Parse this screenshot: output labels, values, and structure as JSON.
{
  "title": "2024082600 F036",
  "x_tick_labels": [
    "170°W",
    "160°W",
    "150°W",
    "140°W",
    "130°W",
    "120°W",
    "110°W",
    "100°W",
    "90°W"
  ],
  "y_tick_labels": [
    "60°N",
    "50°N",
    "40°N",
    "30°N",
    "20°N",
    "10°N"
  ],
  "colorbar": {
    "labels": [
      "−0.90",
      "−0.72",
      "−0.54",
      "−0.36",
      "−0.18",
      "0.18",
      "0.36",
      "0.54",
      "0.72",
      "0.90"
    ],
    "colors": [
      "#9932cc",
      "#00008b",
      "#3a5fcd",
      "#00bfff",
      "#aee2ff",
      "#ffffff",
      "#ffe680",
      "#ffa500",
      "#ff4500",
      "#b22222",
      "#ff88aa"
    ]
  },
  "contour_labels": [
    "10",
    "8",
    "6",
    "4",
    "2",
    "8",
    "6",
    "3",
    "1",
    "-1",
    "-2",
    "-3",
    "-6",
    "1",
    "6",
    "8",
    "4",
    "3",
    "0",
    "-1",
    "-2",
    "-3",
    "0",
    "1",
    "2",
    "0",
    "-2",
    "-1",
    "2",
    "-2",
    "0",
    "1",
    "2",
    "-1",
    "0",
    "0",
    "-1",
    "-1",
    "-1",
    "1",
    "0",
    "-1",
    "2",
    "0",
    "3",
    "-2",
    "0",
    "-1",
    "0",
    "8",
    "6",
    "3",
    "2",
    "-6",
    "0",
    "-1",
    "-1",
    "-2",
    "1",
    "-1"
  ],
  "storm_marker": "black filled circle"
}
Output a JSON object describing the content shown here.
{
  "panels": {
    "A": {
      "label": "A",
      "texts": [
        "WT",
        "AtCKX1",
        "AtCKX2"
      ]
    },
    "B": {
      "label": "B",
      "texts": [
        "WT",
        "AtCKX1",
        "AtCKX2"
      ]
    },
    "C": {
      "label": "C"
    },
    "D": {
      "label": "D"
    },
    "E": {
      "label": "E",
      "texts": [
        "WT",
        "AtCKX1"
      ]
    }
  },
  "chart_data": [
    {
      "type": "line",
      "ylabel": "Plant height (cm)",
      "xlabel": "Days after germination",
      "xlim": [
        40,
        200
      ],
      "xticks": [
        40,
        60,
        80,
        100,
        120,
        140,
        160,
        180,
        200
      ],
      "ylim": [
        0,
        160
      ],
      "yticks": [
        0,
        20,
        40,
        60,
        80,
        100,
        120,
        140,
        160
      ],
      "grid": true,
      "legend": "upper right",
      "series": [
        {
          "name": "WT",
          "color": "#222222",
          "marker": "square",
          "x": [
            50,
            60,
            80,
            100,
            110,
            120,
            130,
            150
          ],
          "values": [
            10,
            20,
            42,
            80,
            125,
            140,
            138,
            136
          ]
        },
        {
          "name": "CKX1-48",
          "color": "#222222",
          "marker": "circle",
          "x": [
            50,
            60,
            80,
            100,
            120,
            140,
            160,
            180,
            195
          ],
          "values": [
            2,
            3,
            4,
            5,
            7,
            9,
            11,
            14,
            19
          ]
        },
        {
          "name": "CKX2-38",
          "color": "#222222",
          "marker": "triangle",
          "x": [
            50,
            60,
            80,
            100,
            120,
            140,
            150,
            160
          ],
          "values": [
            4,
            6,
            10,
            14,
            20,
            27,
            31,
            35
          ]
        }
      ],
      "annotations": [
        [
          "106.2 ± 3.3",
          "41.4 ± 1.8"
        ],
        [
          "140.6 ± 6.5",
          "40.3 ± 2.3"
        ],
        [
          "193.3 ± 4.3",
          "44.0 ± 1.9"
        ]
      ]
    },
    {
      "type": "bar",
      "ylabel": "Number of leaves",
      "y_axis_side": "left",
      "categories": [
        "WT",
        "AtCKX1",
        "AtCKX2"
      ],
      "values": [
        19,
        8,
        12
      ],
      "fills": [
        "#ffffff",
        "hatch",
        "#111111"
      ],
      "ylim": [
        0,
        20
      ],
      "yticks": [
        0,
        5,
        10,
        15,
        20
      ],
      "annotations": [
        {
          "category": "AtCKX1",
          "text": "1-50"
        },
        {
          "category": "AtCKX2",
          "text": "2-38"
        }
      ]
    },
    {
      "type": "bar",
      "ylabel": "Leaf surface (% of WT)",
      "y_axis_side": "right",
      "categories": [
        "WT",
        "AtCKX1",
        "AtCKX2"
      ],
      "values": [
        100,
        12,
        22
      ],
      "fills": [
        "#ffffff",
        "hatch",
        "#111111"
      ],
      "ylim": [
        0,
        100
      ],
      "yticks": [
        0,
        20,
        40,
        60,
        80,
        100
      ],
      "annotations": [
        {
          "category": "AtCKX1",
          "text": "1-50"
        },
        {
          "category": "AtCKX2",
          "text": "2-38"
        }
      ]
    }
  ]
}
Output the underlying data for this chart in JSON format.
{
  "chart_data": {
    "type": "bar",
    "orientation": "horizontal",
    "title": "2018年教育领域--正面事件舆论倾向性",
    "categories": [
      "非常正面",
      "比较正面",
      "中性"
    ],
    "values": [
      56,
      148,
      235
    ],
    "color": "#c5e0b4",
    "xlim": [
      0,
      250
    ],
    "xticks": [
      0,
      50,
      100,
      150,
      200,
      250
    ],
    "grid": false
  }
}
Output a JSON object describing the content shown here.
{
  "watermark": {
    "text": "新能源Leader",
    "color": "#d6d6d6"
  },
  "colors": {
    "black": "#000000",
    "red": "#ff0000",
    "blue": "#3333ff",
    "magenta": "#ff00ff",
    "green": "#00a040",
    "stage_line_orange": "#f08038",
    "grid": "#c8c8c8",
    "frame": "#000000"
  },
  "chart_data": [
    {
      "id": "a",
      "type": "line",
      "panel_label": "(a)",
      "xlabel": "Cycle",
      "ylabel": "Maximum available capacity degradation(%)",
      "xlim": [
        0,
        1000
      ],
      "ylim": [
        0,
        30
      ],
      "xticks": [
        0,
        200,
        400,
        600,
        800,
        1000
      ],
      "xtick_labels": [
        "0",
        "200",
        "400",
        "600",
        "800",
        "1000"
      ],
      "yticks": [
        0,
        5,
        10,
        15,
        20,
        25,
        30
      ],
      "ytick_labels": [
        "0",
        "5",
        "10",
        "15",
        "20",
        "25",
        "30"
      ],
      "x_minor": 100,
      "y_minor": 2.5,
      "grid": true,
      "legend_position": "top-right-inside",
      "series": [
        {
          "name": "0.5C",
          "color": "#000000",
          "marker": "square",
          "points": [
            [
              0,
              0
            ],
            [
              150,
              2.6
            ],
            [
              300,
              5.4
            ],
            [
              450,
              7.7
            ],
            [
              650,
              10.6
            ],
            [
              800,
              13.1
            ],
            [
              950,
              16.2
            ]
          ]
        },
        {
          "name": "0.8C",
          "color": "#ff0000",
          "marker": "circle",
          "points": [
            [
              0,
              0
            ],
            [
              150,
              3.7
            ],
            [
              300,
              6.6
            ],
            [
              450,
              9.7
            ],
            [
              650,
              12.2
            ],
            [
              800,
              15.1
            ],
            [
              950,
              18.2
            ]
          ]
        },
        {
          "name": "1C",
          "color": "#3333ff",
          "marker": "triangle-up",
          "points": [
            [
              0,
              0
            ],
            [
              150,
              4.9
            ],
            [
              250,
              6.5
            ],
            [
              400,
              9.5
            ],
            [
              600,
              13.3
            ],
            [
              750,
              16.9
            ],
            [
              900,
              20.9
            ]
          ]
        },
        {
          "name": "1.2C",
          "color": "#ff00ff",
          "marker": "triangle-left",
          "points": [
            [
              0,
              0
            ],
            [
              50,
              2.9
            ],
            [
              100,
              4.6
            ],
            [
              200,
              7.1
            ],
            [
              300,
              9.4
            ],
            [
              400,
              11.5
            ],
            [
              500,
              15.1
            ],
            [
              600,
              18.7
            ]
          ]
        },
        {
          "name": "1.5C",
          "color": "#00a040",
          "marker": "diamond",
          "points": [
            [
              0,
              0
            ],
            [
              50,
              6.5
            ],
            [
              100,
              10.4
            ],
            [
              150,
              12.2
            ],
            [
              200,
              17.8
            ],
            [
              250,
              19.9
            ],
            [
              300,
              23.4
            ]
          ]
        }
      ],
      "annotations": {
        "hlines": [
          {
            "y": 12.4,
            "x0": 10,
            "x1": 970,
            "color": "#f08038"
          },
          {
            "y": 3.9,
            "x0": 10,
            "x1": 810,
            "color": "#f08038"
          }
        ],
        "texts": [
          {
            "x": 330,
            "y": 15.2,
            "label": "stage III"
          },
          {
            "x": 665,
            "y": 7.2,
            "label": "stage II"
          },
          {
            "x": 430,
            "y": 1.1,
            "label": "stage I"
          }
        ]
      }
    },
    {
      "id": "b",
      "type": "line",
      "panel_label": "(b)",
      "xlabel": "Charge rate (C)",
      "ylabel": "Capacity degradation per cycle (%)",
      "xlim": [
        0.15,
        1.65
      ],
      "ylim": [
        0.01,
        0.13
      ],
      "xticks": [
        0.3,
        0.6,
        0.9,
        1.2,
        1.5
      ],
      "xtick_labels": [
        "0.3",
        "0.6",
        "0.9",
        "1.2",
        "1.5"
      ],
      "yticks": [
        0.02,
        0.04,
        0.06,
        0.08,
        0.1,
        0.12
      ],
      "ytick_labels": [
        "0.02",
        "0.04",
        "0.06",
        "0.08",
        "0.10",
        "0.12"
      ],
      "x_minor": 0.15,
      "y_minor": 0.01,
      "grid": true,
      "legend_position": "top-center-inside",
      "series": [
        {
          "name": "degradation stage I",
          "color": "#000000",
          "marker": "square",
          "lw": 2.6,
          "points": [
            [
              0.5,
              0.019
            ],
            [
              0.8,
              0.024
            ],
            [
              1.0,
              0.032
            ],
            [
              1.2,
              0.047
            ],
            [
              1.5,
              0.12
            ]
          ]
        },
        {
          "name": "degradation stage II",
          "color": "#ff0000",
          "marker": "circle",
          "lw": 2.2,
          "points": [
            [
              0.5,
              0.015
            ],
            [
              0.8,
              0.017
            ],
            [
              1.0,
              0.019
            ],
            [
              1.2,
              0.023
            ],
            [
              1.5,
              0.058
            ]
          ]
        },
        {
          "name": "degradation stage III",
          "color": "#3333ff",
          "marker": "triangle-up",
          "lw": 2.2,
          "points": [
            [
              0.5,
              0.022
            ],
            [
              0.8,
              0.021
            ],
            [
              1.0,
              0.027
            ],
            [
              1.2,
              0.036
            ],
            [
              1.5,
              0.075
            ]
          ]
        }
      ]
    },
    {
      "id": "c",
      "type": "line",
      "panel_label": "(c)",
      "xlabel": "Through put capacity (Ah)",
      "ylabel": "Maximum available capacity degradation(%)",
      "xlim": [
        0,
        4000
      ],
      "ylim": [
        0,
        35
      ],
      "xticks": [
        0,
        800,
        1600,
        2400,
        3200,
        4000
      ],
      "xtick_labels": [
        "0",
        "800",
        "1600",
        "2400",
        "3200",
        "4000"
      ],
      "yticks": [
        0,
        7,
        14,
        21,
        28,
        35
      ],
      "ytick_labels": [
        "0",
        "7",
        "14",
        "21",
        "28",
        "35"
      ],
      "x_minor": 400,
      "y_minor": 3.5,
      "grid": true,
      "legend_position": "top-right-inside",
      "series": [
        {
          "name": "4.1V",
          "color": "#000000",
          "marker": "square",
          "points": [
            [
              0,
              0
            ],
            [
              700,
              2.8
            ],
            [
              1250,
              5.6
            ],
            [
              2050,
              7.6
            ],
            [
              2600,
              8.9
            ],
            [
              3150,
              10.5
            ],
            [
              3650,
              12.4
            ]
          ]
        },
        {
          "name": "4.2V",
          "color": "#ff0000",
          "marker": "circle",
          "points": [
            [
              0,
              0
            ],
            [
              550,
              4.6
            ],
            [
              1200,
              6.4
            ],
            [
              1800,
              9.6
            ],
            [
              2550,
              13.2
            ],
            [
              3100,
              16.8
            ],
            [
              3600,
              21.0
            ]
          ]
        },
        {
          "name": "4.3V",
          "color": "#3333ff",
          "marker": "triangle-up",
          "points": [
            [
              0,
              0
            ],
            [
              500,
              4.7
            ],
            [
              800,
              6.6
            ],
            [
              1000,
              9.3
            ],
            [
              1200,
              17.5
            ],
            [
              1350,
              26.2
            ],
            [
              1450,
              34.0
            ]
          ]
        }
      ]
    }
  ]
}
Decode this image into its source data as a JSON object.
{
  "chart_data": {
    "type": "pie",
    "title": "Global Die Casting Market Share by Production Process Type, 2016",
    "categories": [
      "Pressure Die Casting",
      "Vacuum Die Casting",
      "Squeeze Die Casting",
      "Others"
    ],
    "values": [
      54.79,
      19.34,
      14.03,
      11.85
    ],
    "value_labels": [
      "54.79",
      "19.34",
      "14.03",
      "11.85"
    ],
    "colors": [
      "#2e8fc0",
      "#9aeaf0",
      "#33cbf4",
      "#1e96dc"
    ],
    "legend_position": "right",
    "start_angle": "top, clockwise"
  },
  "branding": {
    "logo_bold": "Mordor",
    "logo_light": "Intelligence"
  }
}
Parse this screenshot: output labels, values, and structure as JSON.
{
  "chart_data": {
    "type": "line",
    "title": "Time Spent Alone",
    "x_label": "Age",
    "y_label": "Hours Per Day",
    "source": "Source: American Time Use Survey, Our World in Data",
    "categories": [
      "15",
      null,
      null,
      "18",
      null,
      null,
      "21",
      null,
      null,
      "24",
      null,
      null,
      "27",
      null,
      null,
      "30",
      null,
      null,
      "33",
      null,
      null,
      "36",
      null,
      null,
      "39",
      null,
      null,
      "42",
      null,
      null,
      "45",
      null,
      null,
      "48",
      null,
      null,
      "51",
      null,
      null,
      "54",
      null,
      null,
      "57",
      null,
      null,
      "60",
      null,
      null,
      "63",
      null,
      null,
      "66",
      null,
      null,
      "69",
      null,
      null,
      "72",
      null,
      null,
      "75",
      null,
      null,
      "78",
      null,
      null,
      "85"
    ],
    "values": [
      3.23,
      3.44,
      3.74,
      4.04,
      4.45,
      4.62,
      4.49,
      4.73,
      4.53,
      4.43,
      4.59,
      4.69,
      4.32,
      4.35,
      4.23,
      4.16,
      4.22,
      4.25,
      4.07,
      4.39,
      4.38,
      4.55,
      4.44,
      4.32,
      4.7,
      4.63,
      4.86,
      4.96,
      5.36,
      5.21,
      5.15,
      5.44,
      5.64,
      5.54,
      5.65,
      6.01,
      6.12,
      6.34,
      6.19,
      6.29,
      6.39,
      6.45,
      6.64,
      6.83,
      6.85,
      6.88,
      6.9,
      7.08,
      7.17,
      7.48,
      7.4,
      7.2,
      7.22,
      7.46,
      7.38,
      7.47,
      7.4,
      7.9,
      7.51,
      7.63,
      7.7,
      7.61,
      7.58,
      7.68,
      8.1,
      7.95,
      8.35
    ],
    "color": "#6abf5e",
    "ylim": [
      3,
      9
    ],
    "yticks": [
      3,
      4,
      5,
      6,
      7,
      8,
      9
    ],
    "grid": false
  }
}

▸ **Requirements**
Locate each line containing the string "right" and show it.

▸ **Answer**
      "legend": "upper right",
      "y_axis_side": "right",
      "legend_position": "top-right-inside",
      "legend_position": "top-right-inside",
    "legend_position": "right",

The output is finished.